* Written request: Your job is to restate each entry word for word.

* Materials provided:

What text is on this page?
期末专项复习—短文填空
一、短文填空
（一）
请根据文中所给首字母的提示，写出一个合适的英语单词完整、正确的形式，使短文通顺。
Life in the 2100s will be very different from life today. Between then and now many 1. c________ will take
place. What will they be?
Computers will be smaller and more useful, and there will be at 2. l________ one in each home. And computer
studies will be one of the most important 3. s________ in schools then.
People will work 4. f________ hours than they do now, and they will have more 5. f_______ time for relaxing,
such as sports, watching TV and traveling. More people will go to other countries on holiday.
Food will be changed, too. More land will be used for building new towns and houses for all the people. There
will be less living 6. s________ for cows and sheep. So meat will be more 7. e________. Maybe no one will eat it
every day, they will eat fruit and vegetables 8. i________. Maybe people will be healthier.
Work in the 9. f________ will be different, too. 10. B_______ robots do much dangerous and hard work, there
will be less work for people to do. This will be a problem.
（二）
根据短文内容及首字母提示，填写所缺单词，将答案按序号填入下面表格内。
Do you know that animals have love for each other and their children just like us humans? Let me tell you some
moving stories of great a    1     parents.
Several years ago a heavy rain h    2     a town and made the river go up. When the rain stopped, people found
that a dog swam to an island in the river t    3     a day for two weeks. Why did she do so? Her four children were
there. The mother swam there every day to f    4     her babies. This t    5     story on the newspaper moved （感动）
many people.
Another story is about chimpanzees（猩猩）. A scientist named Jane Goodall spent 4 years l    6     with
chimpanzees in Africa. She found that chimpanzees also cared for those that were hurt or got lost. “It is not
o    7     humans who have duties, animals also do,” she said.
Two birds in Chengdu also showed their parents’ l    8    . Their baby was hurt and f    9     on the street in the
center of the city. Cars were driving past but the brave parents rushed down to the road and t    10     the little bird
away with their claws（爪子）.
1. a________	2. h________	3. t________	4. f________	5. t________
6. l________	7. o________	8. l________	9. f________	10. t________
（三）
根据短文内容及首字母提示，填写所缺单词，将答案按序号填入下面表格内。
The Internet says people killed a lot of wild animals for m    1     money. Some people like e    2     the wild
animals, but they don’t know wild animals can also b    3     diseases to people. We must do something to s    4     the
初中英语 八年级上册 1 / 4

* Answer for the task:
What text is on this page?
期末专项复习—短文填空
一、短文填空
（一）
请根据文中所给首字母的提示，写出一个合适的英语单词完整、正确的形式，使短文通顺。
Life in the 2100s will be very different from life today. Between then and now many 1. c________ will take
place. What will they be?
Computers will be smaller and more useful, and there will be at 2. l________ one in each home. And computer
studies will be one of the most important 3. s________ in schools then.
People will work 4. f________ hours than they do now, and they will have more 5. f_______ time for relaxing,
such as sports, watching TV and traveling. More people will go to other countries on holiday.
Food will be changed, too. More land will be used for building new towns and houses for all the people. There
will be less living 6. s________ for cows and sheep. So meat will be more 7. e________. Maybe no one will eat it
every day, they will eat fruit and vegetables 8. i________. Maybe people will be healthier.
Work in the 9. f________ will be different, too. 10. B_______ robots do much dangerous and hard work, there
will be less work for people to do. This will be a problem.
（二）
根据短文内容及首字母提示，填写所缺单词，将答案按序号填入下面表格内。
Do you know that animals have love for each other and their children just like us humans? Let me tell you some
moving stories of great a    1     parents.
Several years ago a heavy rain h    2     a town and made the river go up. When the rain stopped, people found
that a dog swam to an island in the river t    3     a day for two weeks. Why did she do so? Her four children were
there. The mother swam there every day to f    4     her babies. This t    5     story on the newspaper moved （感动）
many people.
Another story is about chimpanzees（猩猩）. A scientist named Jane Goodall spent 4 years l    6     with
chimpanzees in Africa. She found that chimpanzees also cared for those that were hurt or got lost. “It is not
o    7     humans who have duties, animals also do,” she said.
Two birds in Chengdu also showed their parents’ l    8    . Their baby was hurt and f    9     on the street in the
center of the city. Cars were driving past but the brave parents rushed down to the road and t    10     the little bird
away with their claws（爪子）.
1. a________	2. h________	3. t________	4. f________	5. t________
6. l________	7. o________	8. l________	9. f________	10. t________
（三）
根据短文内容及首字母提示，填写所缺单词，将答案按序号填入下面表格内。
The Internet says people killed a lot of wild animals for m    1     money. Some people like e    2     the wild
animals, but they don’t know wild animals can also b    3     diseases to people. We must do something to s    4     the
初中英语 八年级上册 1 / 4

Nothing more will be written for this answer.